**EXERCISE BRIEF**
Retype each record shown below, leaving every character as it is.

· · · · · · ·

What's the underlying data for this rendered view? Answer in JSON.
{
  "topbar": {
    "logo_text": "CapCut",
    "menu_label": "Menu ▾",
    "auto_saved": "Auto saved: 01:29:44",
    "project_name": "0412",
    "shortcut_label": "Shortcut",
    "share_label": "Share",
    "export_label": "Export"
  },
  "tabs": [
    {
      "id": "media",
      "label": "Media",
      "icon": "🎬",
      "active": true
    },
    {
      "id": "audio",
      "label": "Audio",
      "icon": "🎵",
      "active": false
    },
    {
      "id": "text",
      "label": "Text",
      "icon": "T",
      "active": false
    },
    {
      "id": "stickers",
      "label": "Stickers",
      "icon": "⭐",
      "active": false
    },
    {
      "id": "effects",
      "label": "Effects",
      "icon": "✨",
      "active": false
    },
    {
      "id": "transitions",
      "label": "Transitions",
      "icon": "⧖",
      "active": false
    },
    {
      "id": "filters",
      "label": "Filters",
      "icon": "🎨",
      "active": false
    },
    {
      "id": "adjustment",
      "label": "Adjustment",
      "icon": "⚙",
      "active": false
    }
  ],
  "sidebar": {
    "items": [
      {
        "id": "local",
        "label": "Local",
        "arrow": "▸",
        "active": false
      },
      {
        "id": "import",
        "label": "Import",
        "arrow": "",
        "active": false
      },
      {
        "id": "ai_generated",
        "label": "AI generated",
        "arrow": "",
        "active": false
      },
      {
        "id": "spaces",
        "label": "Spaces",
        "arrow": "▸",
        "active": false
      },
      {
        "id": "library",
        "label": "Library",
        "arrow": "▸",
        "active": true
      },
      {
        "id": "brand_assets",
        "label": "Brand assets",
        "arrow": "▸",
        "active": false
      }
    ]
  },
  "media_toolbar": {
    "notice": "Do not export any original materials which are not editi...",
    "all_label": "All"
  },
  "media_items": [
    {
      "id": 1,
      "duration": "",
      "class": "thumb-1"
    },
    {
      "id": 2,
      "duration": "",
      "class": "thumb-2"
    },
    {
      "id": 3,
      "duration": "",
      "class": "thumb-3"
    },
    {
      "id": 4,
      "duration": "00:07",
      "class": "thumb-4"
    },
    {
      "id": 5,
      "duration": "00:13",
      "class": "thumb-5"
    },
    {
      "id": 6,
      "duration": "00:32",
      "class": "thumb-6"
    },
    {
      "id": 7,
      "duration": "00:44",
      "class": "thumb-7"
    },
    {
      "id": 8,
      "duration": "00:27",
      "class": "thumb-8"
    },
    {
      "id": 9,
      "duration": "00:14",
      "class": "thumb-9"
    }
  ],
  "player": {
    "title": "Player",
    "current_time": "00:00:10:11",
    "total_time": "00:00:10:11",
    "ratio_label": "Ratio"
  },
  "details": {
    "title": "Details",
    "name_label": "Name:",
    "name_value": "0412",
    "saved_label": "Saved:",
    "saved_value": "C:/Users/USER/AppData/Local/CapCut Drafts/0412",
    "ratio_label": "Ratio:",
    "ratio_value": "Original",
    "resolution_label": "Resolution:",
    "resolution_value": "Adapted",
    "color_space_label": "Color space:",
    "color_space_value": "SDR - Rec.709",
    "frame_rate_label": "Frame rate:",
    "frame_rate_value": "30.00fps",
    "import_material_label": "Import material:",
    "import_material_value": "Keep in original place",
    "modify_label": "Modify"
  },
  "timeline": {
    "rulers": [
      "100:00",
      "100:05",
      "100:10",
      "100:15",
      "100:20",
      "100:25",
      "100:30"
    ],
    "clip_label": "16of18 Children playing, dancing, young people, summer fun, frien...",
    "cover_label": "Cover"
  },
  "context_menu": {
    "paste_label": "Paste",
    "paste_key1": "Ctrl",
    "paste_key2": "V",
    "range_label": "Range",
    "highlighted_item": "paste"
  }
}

· · · · · · ·

**FULL SOLUTION**
What's the underlying data for this rendered view? Answer in JSON.
{
  "topbar": {
    "logo_text": "CapCut",
    "menu_label": "Menu ▾",
    "auto_saved": "Auto saved: 01:29:44",
    "project_name": "0412",
    "shortcut_label": "Shortcut",
    "share_label": "Share",
    "export_label": "Export"
  },
  "tabs": [
    {
      "id": "media",
      "label": "Media",
      "icon": "🎬",
      "active": true
    },
    {
      "id": "audio",
      "label": "Audio",
      "icon": "🎵",
      "active": false
    },
    {
      "id": "text",
      "label": "Text",
      "icon": "T",
      "active": false
    },
    {
      "id": "stickers",
      "label": "Stickers",
      "icon": "⭐",
      "active": false
    },
    {
      "id": "effects",
      "label": "Effects",
      "icon": "✨",
      "active": false
    },
    {
      "id": "transitions",
      "label": "Transitions",
      "icon": "⧖",
      "active": false
    },
    {
      "id": "filters",
      "label": "Filters",
      "icon": "🎨",
      "active": false
    },
    {
      "id": "adjustment",
      "label": "Adjustment",
      "icon": "⚙",
      "active": false
    }
  ],
  "sidebar": {
    "items": [
      {
        "id": "local",
        "label": "Local",
        "arrow": "▸",
        "active": false
      },
      {
        "id": "import",
        "label": "Import",
        "arrow": "",
        "active": false
      },
      {
        "id": "ai_generated",
        "label": "AI generated",
        "arrow": "",
        "active": false
      },
      {
        "id": "spaces",
        "label": "Spaces",
        "arrow": "▸",
        "active": false
      },
      {
        "id": "library",
        "label": "Library",
        "arrow": "▸",
        "active": true
      },
      {
        "id": "brand_assets",
        "label": "Brand assets",
        "arrow": "▸",
        "active": false
      }
    ]
  },
  "media_toolbar": {
    "notice": "Do not export any original materials which are not editi...",
    "all_label": "All"
  },
  "media_items": [
    {
      "id": 1,
      "duration": "",
      "class": "thumb-1"
    },
    {
      "id": 2,
      "duration": "",
      "class": "thumb-2"
    },
    {
      "id": 3,
      "duration": "",
      "class": "thumb-3"
    },
    {
      "id": 4,
      "duration": "00:07",
      "class": "thumb-4"
    },
    {
      "id": 5,
      "duration": "00:13",
      "class": "thumb-5"
    },
    {
      "id": 6,
      "duration": "00:32",
      "class": "thumb-6"
    },
    {
      "id": 7,
      "duration": "00:44",
      "class": "thumb-7"
    },
    {
      "id": 8,
      "duration": "00:27",
      "class": "thumb-8"
    },
    {
      "id": 9,
      "duration": "00:14",
      "class": "thumb-9"
    }
  ],
  "player": {
    "title": "Player",
    "current_time": "00:00:10:11",
    "total_time": "00:00:10:11",
    "ratio_label": "Ratio"
  },
  "details": {
    "title": "Details",
    "name_label": "Name:",
    "name_value": "0412",
    "saved_label": "Saved:",
    "saved_value": "C:/Users/USER/AppData/Local/CapCut Drafts/0412",
    "ratio_label": "Ratio:",
    "ratio_value": "Original",
    "resolution_label": "Resolution:",
    "resolution_value": "Adapted",
    "color_space_label": "Color space:",
    "color_space_value": "SDR - Rec.709",
    "frame_rate_label": "Frame rate:",
    "frame_rate_value": "30.00fps",
    "import_material_label": "Import material:",
    "import_material_value": "Keep in original place",
    "modify_label": "Modify"
  },
  "timeline": {
    "rulers": [
      "100:00",
      "100:05",
      "100:10",
      "100:15",
      "100:20",
      "100:25",
      "100:30"
    ],
    "clip_label": "16of18 Children playing, dancing, young people, summer fun, frien...",
    "cover_label": "Cover"
  },
  "context_menu": {
    "paste_label": "Paste",
    "paste_key1": "Ctrl",
    "paste_key2": "V",
    "range_label": "Range",
    "highlighted_item": "paste"
  }
}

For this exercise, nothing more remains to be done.